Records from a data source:
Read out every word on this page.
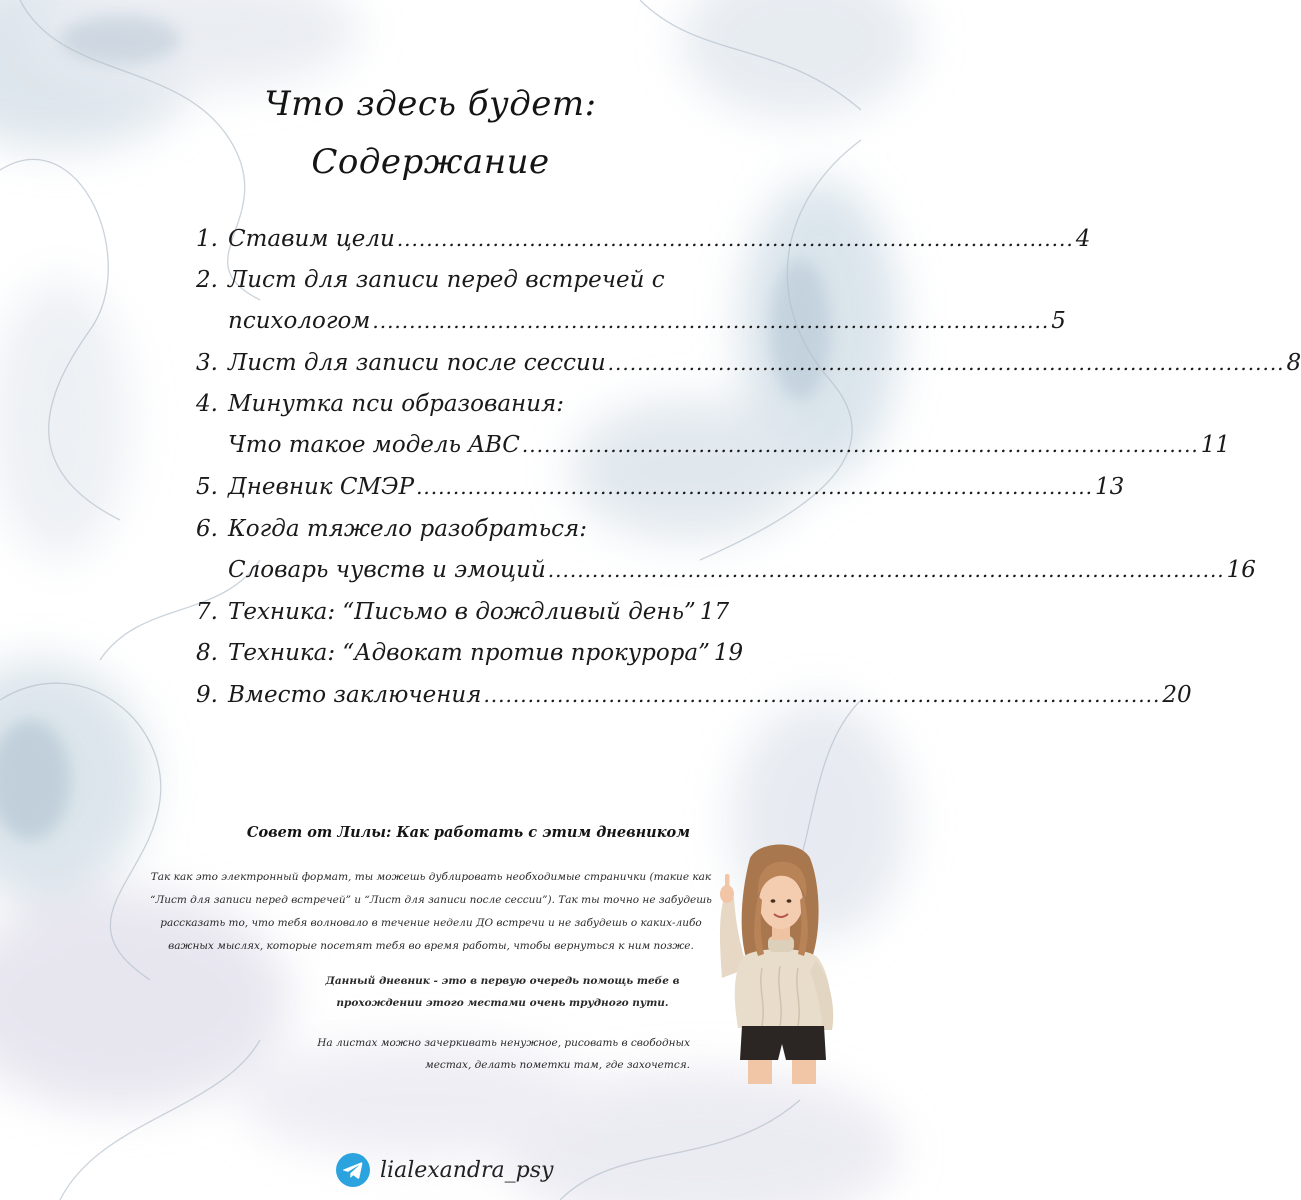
Что здесь будет:
Содержание
1. Ставим цели ............................................................................................ 4
2. Лист для записи перед встречей с
психологом ............................................................................................ 5
3. Лист для записи после сессии ............................................................................................ 8
4. Минутка пси образования:
Что такое модель ABC ............................................................................................ 11
5. Дневник СМЭР ............................................................................................ 13
6. Когда тяжело разобраться:
Словарь чувств и эмоций ............................................................................................ 16
7. Техника: “Письмо в дождливый день” 17
8. Техника: “Адвокат против прокурора” 19
9. Вместо заключения ............................................................................................ 20
Совет от Лилы: Как работать с этим дневником
Так как это электронный формат, ты можешь дублировать необходимые странички (такие как “Лист для записи перед встречей” и “Лист для записи после сессии”). Так ты точно не забудешь рассказать то, что тебя волновало в течение недели ДО встречи и не забудешь о каких-либо важных мыслях, которые посетят тебя во время работы, чтобы вернуться к ним позже.
Данный дневник - это в первую очередь помощь тебе в прохождении этого местами очень трудного пути.
На листах можно зачеркивать ненужное, рисовать в свободных местах, делать пометки там, где захочется.
lialexandra_psy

WHAT IS REQUIRED: Transcribe all the lines above exactly, apart from the pictures.

FULL SOLUTION:
Read out every word on this page.
Что здесь будет:
Содержание
1. Ставим цели ............................................................................................ 4
2. Лист для записи перед встречей с
психологом ............................................................................................ 5
3. Лист для записи после сессии ............................................................................................ 8
4. Минутка пси образования:
Что такое модель ABC ............................................................................................ 11
5. Дневник СМЭР ............................................................................................ 13
6. Когда тяжело разобраться:
Словарь чувств и эмоций ............................................................................................ 16
7. Техника: “Письмо в дождливый день” 17
8. Техника: “Адвокат против прокурора” 19
9. Вместо заключения ............................................................................................ 20
Совет от Лилы: Как работать с этим дневником
Так как это электронный формат, ты можешь дублировать необходимые странички (такие как “Лист для записи перед встречей” и “Лист для записи после сессии”). Так ты точно не забудешь рассказать то, что тебя волновало в течение недели ДО встречи и не забудешь о каких-либо важных мыслях, которые посетят тебя во время работы, чтобы вернуться к ним позже.
Данный дневник - это в первую очередь помощь тебе в прохождении этого местами очень трудного пути.
На листах можно зачеркивать ненужное, рисовать в свободных местах, делать пометки там, где захочется.
lialexandra_psy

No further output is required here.